• [WHAT IS REQUIRED]: Can you reproduce the data beneath, keeping every line exact?

• [EXCERPTED DATA]:
------------------------------------------------------------------------

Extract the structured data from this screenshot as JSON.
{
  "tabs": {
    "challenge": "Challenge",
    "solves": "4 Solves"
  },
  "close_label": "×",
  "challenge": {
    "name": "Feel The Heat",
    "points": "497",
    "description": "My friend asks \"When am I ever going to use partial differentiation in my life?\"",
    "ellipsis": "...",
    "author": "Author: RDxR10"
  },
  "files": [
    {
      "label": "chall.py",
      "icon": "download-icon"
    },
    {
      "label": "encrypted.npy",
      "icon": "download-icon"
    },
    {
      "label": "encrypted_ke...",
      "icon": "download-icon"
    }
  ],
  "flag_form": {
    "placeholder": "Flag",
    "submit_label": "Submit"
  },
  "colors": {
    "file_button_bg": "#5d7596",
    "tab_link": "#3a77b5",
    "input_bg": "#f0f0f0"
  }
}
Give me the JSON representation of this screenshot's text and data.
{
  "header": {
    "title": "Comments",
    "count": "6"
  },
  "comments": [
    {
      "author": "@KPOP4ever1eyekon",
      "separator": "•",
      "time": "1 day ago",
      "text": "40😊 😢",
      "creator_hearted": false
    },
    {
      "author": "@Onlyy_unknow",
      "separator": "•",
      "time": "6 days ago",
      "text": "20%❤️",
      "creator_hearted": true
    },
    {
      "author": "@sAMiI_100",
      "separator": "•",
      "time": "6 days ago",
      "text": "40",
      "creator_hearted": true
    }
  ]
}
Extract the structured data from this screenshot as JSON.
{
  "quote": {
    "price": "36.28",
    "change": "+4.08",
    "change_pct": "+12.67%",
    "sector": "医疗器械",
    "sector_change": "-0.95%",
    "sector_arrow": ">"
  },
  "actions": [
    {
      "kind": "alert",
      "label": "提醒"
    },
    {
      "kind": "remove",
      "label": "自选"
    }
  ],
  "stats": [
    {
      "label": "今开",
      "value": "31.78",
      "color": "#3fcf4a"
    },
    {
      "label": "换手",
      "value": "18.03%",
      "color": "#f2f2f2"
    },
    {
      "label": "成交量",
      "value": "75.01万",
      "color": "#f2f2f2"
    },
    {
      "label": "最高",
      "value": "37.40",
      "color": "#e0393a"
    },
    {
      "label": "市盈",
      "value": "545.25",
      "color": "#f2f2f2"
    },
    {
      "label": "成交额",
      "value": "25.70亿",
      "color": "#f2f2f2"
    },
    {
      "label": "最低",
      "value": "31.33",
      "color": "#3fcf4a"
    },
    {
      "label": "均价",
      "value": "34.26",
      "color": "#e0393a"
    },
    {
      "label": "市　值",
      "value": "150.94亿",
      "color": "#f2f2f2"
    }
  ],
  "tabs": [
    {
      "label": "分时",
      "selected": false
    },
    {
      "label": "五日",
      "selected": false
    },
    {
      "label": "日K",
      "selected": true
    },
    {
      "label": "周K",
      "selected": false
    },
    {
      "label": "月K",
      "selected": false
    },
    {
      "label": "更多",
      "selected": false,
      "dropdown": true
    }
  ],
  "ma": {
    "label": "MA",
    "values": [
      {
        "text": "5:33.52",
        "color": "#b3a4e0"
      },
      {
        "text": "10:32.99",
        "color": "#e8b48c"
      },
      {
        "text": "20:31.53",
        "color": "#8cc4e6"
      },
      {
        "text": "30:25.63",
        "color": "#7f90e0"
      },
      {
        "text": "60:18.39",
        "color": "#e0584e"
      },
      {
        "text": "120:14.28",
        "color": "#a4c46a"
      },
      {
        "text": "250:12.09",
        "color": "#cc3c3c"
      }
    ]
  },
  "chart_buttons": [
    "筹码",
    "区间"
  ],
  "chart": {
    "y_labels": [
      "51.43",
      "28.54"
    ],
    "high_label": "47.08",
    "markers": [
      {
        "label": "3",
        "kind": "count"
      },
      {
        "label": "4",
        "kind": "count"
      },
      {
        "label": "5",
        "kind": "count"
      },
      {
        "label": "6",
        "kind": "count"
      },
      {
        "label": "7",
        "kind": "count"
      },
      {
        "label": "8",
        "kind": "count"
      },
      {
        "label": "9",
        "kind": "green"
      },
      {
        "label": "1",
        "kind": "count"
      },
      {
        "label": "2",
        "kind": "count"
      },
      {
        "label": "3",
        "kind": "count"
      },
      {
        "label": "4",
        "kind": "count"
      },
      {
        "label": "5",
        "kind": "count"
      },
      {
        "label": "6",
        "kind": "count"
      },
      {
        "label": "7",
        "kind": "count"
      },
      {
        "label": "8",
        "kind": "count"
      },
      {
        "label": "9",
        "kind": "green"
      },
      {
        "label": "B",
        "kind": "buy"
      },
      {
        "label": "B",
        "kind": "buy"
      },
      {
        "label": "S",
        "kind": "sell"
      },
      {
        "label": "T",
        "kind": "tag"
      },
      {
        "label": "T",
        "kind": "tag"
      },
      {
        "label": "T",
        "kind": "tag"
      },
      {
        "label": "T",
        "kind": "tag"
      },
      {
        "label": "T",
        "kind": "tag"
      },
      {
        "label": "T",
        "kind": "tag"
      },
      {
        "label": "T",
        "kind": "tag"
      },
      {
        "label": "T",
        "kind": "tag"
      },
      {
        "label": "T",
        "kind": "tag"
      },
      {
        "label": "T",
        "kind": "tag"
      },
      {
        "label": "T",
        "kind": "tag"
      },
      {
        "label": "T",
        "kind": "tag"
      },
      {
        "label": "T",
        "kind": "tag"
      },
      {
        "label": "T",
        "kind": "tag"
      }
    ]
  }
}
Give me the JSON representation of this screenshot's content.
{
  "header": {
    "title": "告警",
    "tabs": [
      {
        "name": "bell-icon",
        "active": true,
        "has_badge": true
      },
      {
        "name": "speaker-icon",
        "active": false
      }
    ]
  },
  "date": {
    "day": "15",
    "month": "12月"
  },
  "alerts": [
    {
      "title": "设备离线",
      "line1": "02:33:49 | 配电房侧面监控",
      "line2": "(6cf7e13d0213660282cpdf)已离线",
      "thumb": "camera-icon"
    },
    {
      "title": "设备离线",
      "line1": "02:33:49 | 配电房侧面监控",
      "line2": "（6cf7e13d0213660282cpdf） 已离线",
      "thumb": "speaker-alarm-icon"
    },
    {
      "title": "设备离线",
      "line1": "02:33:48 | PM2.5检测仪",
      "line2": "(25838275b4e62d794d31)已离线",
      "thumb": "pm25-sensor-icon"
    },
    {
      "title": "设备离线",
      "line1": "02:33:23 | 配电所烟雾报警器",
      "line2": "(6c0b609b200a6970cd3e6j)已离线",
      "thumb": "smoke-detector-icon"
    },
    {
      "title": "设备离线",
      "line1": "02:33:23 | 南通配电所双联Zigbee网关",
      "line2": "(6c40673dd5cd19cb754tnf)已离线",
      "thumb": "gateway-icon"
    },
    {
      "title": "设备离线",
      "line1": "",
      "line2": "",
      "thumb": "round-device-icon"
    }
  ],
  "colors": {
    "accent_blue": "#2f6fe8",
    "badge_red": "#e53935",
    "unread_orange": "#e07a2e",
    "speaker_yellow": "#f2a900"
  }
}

------------------------------------------------------------------------

• [CORRECT ANSWER]:
Extract the structured data from this screenshot as JSON.
{
  "tabs": {
    "challenge": "Challenge",
    "solves": "4 Solves"
  },
  "close_label": "×",
  "challenge": {
    "name": "Feel The Heat",
    "points": "497",
    "description": "My friend asks \"When am I ever going to use partial differentiation in my life?\"",
    "ellipsis": "...",
    "author": "Author: RDxR10"
  },
  "files": [
    {
      "label": "chall.py",
      "icon": "download-icon"
    },
    {
      "label": "encrypted.npy",
      "icon": "download-icon"
    },
    {
      "label": "encrypted_ke...",
      "icon": "download-icon"
    }
  ],
  "flag_form": {
    "placeholder": "Flag",
    "submit_label": "Submit"
  },
  "colors": {
    "file_button_bg": "#5d7596",
    "tab_link": "#3a77b5",
    "input_bg": "#f0f0f0"
  }
}
Give me the JSON representation of this screenshot's text and data.
{
  "header": {
    "title": "Comments",
    "count": "6"
  },
  "comments": [
    {
      "author": "@KPOP4ever1eyekon",
      "separator": "•",
      "time": "1 day ago",
      "text": "40😊 😢",
      "creator_hearted": false
    },
    {
      "author": "@Onlyy_unknow",
      "separator": "•",
      "time": "6 days ago",
      "text": "20%❤️",
      "creator_hearted": true
    },
    {
      "author": "@sAMiI_100",
      "separator": "•",
      "time": "6 days ago",
      "text": "40",
      "creator_hearted": true
    }
  ]
}
Extract the structured data from this screenshot as JSON.
{
  "quote": {
    "price": "36.28",
    "change": "+4.08",
    "change_pct": "+12.67%",
    "sector": "医疗器械",
    "sector_change": "-0.95%",
    "sector_arrow": ">"
  },
  "actions": [
    {
      "kind": "alert",
      "label": "提醒"
    },
    {
      "kind": "remove",
      "label": "自选"
    }
  ],
  "stats": [
    {
      "label": "今开",
      "value": "31.78",
      "color": "#3fcf4a"
    },
    {
      "label": "换手",
      "value": "18.03%",
      "color": "#f2f2f2"
    },
    {
      "label": "成交量",
      "value": "75.01万",
      "color": "#f2f2f2"
    },
    {
      "label": "最高",
      "value": "37.40",
      "color": "#e0393a"
    },
    {
      "label": "市盈",
      "value": "545.25",
      "color": "#f2f2f2"
    },
    {
      "label": "成交额",
      "value": "25.70亿",
      "color": "#f2f2f2"
    },
    {
      "label": "最低",
      "value": "31.33",
      "color": "#3fcf4a"
    },
    {
      "label": "均价",
      "value": "34.26",
      "color": "#e0393a"
    },
    {
      "label": "市　值",
      "value": "150.94亿",
      "color": "#f2f2f2"
    }
  ],
  "tabs": [
    {
      "label": "分时",
      "selected": false
    },
    {
      "label": "五日",
      "selected": false
    },
    {
      "label": "日K",
      "selected": true
    },
    {
      "label": "周K",
      "selected": false
    },
    {
      "label": "月K",
      "selected": false
    },
    {
      "label": "更多",
      "selected": false,
      "dropdown": true
    }
  ],
  "ma": {
    "label": "MA",
    "values": [
      {
        "text": "5:33.52",
        "color": "#b3a4e0"
      },
      {
        "text": "10:32.99",
        "color": "#e8b48c"
      },
      {
        "text": "20:31.53",
        "color": "#8cc4e6"
      },
      {
        "text": "30:25.63",
        "color": "#7f90e0"
      },
      {
        "text": "60:18.39",
        "color": "#e0584e"
      },
      {
        "text": "120:14.28",
        "color": "#a4c46a"
      },
      {
        "text": "250:12.09",
        "color": "#cc3c3c"
      }
    ]
  },
  "chart_buttons": [
    "筹码",
    "区间"
  ],
  "chart": {
    "y_labels": [
      "51.43",
      "28.54"
    ],
    "high_label": "47.08",
    "markers": [
      {
        "label": "3",
        "kind": "count"
      },
      {
        "label": "4",
        "kind": "count"
      },
      {
        "label": "5",
        "kind": "count"
      },
      {
        "label": "6",
        "kind": "count"
      },
      {
        "label": "7",
        "kind": "count"
      },
      {
        "label": "8",
        "kind": "count"
      },
      {
        "label": "9",
        "kind": "green"
      },
      {
        "label": "1",
        "kind": "count"
      },
      {
        "label": "2",
        "kind": "count"
      },
      {
        "label": "3",
        "kind": "count"
      },
      {
        "label": "4",
        "kind": "count"
      },
      {
        "label": "5",
        "kind": "count"
      },
      {
        "label": "6",
        "kind": "count"
      },
      {
        "label": "7",
        "kind": "count"
      },
      {
        "label": "8",
        "kind": "count"
      },
      {
        "label": "9",
        "kind": "green"
      },
      {
        "label": "B",
        "kind": "buy"
      },
      {
        "label": "B",
        "kind": "buy"
      },
      {
        "label": "S",
        "kind": "sell"
      },
      {
        "label": "T",
        "kind": "tag"
      },
      {
        "label": "T",
        "kind": "tag"
      },
      {
        "label": "T",
        "kind": "tag"
      },
      {
        "label": "T",
        "kind": "tag"
      },
      {
        "label": "T",
        "kind": "tag"
      },
      {
        "label": "T",
        "kind": "tag"
      },
      {
        "label": "T",
        "kind": "tag"
      },
      {
        "label": "T",
        "kind": "tag"
      },
      {
        "label": "T",
        "kind": "tag"
      },
      {
        "label": "T",
        "kind": "tag"
      },
      {
        "label": "T",
        "kind": "tag"
      },
      {
        "label": "T",
        "kind": "tag"
      },
      {
        "label": "T",
        "kind": "tag"
      },
      {
        "label": "T",
        "kind": "tag"
      }
    ]
  }
}
Give me the JSON representation of this screenshot's content.
{
  "header": {
    "title": "告警",
    "tabs": [
      {
        "name": "bell-icon",
        "active": true,
        "has_badge": true
      },
      {
        "name": "speaker-icon",
        "active": false
      }
    ]
  },
  "date": {
    "day": "15",
    "month": "12月"
  },
  "alerts": [
    {
      "title": "设备离线",
      "line1": "02:33:49 | 配电房侧面监控",
      "line2": "(6cf7e13d0213660282cpdf)已离线",
      "thumb": "camera-icon"
    },
    {
      "title": "设备离线",
      "line1": "02:33:49 | 配电房侧面监控",
      "line2": "（6cf7e13d0213660282cpdf） 已离线",
      "thumb": "speaker-alarm-icon"
    },
    {
      "title": "设备离线",
      "line1": "02:33:48 | PM2.5检测仪",
      "line2": "(25838275b4e62d794d31)已离线",
      "thumb": "pm25-sensor-icon"
    },
    {
      "title": "设备离线",
      "line1": "02:33:23 | 配电所烟雾报警器",
      "line2": "(6c0b609b200a6970cd3e6j)已离线",
      "thumb": "smoke-detector-icon"
    },
    {
      "title": "设备离线",
      "line1": "02:33:23 | 南通配电所双联Zigbee网关",
      "line2": "(6c40673dd5cd19cb754tnf)已离线",
      "thumb": "gateway-icon"
    },
    {
      "title": "设备离线",
      "line1": "",
      "line2": "",
      "thumb": "round-device-icon"
    }
  ],
  "colors": {
    "accent_blue": "#2f6fe8",
    "badge_red": "#e53935",
    "unread_orange": "#e07a2e",
    "speaker_yellow": "#f2a900"
  }
}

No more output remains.